What to produce
Below is a block of records; return all of them exactly, but without the images.

Data records:
◇ ◇ ◇ ◇
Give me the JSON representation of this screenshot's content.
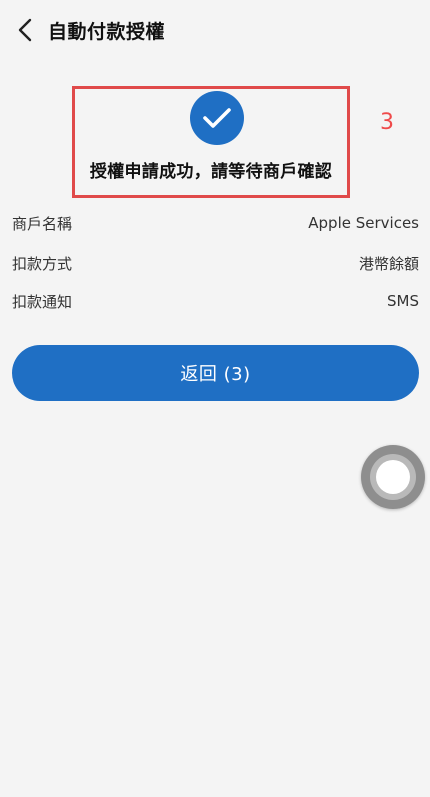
{
  "header": {
    "title": "自動付款授權"
  },
  "success": {
    "message": "授權申請成功，請等待商戶確認",
    "annotation": "3"
  },
  "details": [
    {
      "label": "商戶名稱",
      "value": "Apple Services"
    },
    {
      "label": "扣款方式",
      "value": "港幣餘額"
    },
    {
      "label": "扣款通知",
      "value": "SMS"
    }
  ],
  "actions": {
    "return_label": "返回 (3)"
  },
  "colors": {
    "primary": "#1f6fc4",
    "highlight_border": "#e04a4a",
    "background": "#f4f4f4"
  }
}
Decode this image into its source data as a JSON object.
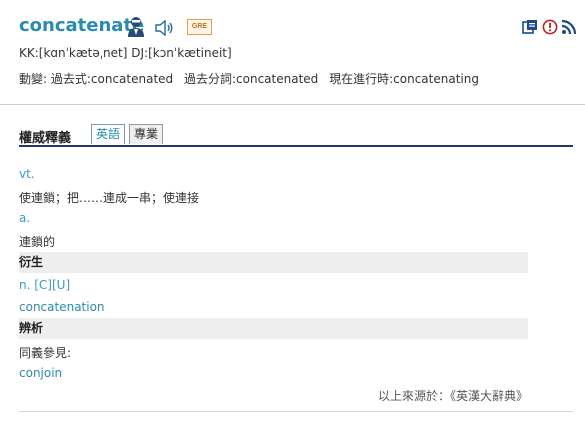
{
  "entry": {
    "word": "concatenate",
    "badge": "GRE",
    "pronunciation": "KK:[kɑnˈkætəˌnet] DJ:[kɔnˈkætineit]",
    "morphology": [
      "動變: 過去式:concatenated",
      "過去分詞:concatenated",
      "現在進行時:concatenating"
    ],
    "icons": {
      "person": "person-icon",
      "speaker": "speaker-icon",
      "toolbar": [
        "copy-icon",
        "report-icon",
        "rss-icon"
      ]
    }
  },
  "tabs": {
    "title": "權威釋義",
    "items": [
      "英語",
      "專業"
    ],
    "active": "英語"
  },
  "definitions": {
    "pos1": "vt.",
    "def1": "使連鎖；把……連成一串；使連接",
    "pos2": "a.",
    "def2": "連鎖的",
    "derivative_heading": "衍生",
    "derivative_pos": "n. [C][U]",
    "derivative_word": "concatenation",
    "analysis_heading": "辨析",
    "synonym_label": "同義參見:",
    "synonym_word": "conjoin",
    "source": "以上來源於：《英漢大辭典》"
  },
  "colors": {
    "accent": "#2a8bb0",
    "tab_underline": "#263a60",
    "section_bg": "#eeeeee",
    "badge_border": "#e0a050"
  }
}
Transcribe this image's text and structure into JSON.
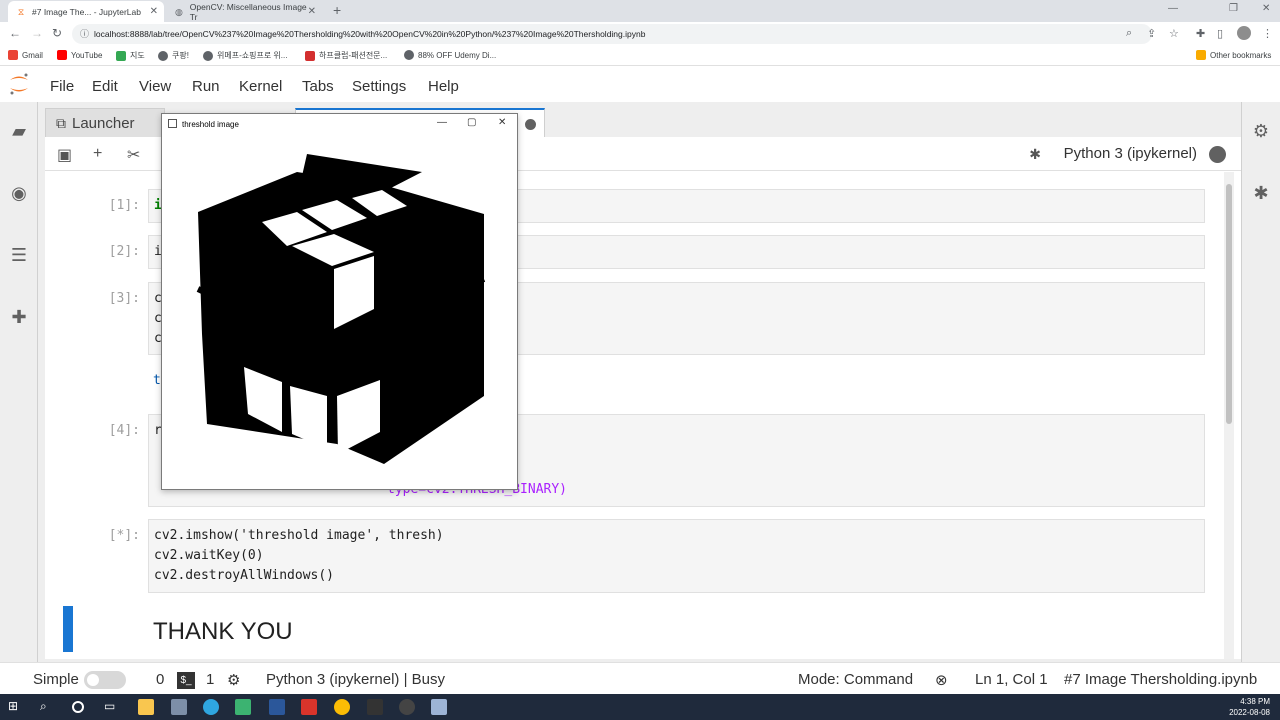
{
  "browser": {
    "tabs": [
      {
        "title": "#7 Image The... - JupyterLab",
        "active": true
      },
      {
        "title": "OpenCV: Miscellaneous Image Tr",
        "active": false
      }
    ],
    "url": "localhost:8888/lab/tree/OpenCV%237%20Image%20Thersholding%20with%20OpenCV%20in%20Python/%237%20Image%20Thersholding.ipynb",
    "bookmarks": [
      "Gmail",
      "YouTube",
      "지도",
      "쿠팡!",
      "위메프-쇼핑프로 위...",
      "하프클럽-패션전문...",
      "88% OFF Udemy Di..."
    ],
    "other_bookmarks": "Other bookmarks"
  },
  "jupyter": {
    "menu": [
      "File",
      "Edit",
      "View",
      "Run",
      "Kernel",
      "Tabs",
      "Settings",
      "Help"
    ],
    "doc_tabs": [
      {
        "label": "Launcher"
      }
    ],
    "kernel": "Python 3 (ipykernel)"
  },
  "cells": [
    {
      "prompt": "[1]:",
      "lines": [
        "i"
      ]
    },
    {
      "prompt": "[2]:",
      "lines": [
        "i"
      ]
    },
    {
      "prompt": "[3]:",
      "lines": [
        "c",
        "c",
        "c"
      ],
      "output": "th"
    },
    {
      "prompt": "[4]:",
      "lines": [
        "r"
      ],
      "tail": "type=cv2.THRESH_BINARY)"
    },
    {
      "prompt": "[*]:",
      "lines": [
        "cv2.imshow('threshold image', thresh)",
        "cv2.waitKey(0)",
        "cv2.destroyAllWindows()"
      ]
    }
  ],
  "markdown": {
    "heading": "THANK YOU"
  },
  "status": {
    "mode_label": "Simple",
    "count_a": "0",
    "count_b": "1",
    "kernel_status": "Python 3 (ipykernel) | Busy",
    "mode": "Mode: Command",
    "cursor": "Ln 1, Col 1",
    "filename": "#7 Image Thersholding.ipynb"
  },
  "cv_window": {
    "title": "threshold image"
  },
  "taskbar": {
    "time": "4:38 PM",
    "date": "2022-08-08"
  }
}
◇ ◇ ◇ ◇
Response to the task
Give me the JSON representation of this screenshot's content.
{
  "header": {
    "title": "自動付款授權"
  },
  "success": {
    "message": "授權申請成功，請等待商戶確認",
    "annotation": "3"
  },
  "details": [
    {
      "label": "商戶名稱",
      "value": "Apple Services"
    },
    {
      "label": "扣款方式",
      "value": "港幣餘額"
    },
    {
      "label": "扣款通知",
      "value": "SMS"
    }
  ],
  "actions": {
    "return_label": "返回 (3)"
  },
  "colors": {
    "primary": "#1f6fc4",
    "highlight_border": "#e04a4a",
    "background": "#f4f4f4"
  }
}
Decode this image into its source data as a JSON object.
{
  "entry": {
    "word": "concatenate",
    "badge": "GRE",
    "pronunciation": "KK:[kɑnˈkætəˌnet] DJ:[kɔnˈkætineit]",
    "morphology": [
      "動變: 過去式:concatenated",
      "過去分詞:concatenated",
      "現在進行時:concatenating"
    ],
    "icons": {
      "person": "person-icon",
      "speaker": "speaker-icon",
      "toolbar": [
        "copy-icon",
        "report-icon",
        "rss-icon"
      ]
    }
  },
  "tabs": {
    "title": "權威釋義",
    "items": [
      "英語",
      "專業"
    ],
    "active": "英語"
  },
  "definitions": {
    "pos1": "vt.",
    "def1": "使連鎖；把……連成一串；使連接",
    "pos2": "a.",
    "def2": "連鎖的",
    "derivative_heading": "衍生",
    "derivative_pos": "n. [C][U]",
    "derivative_word": "concatenation",
    "analysis_heading": "辨析",
    "synonym_label": "同義參見:",
    "synonym_word": "conjoin",
    "source": "以上來源於：《英漢大辭典》"
  },
  "colors": {
    "accent": "#2a8bb0",
    "tab_underline": "#263a60",
    "section_bg": "#eeeeee",
    "badge_border": "#e0a050"
  }
}
Transcribe this image's text and structure into JSON.
{
  "browser": {
    "tabs": [
      {
        "title": "#7 Image The... - JupyterLab",
        "active": true
      },
      {
        "title": "OpenCV: Miscellaneous Image Tr",
        "active": false
      }
    ],
    "url": "localhost:8888/lab/tree/OpenCV%237%20Image%20Thersholding%20with%20OpenCV%20in%20Python/%237%20Image%20Thersholding.ipynb",
    "bookmarks": [
      "Gmail",
      "YouTube",
      "지도",
      "쿠팡!",
      "위메프-쇼핑프로 위...",
      "하프클럽-패션전문...",
      "88% OFF Udemy Di..."
    ],
    "other_bookmarks": "Other bookmarks"
  },
  "jupyter": {
    "menu": [
      "File",
      "Edit",
      "View",
      "Run",
      "Kernel",
      "Tabs",
      "Settings",
      "Help"
    ],
    "doc_tabs": [
      {
        "label": "Launcher"
      }
    ],
    "kernel": "Python 3 (ipykernel)"
  },
  "cells": [
    {
      "prompt": "[1]:",
      "lines": [
        "i"
      ]
    },
    {
      "prompt": "[2]:",
      "lines": [
        "i"
      ]
    },
    {
      "prompt": "[3]:",
      "lines": [
        "c",
        "c",
        "c"
      ],
      "output": "th"
    },
    {
      "prompt": "[4]:",
      "lines": [
        "r"
      ],
      "tail": "type=cv2.THRESH_BINARY)"
    },
    {
      "prompt": "[*]:",
      "lines": [
        "cv2.imshow('threshold image', thresh)",
        "cv2.waitKey(0)",
        "cv2.destroyAllWindows()"
      ]
    }
  ],
  "markdown": {
    "heading": "THANK YOU"
  },
  "status": {
    "mode_label": "Simple",
    "count_a": "0",
    "count_b": "1",
    "kernel_status": "Python 3 (ipykernel) | Busy",
    "mode": "Mode: Command",
    "cursor": "Ln 1, Col 1",
    "filename": "#7 Image Thersholding.ipynb"
  },
  "cv_window": {
    "title": "threshold image"
  },
  "taskbar": {
    "time": "4:38 PM",
    "date": "2022-08-08"
  }
}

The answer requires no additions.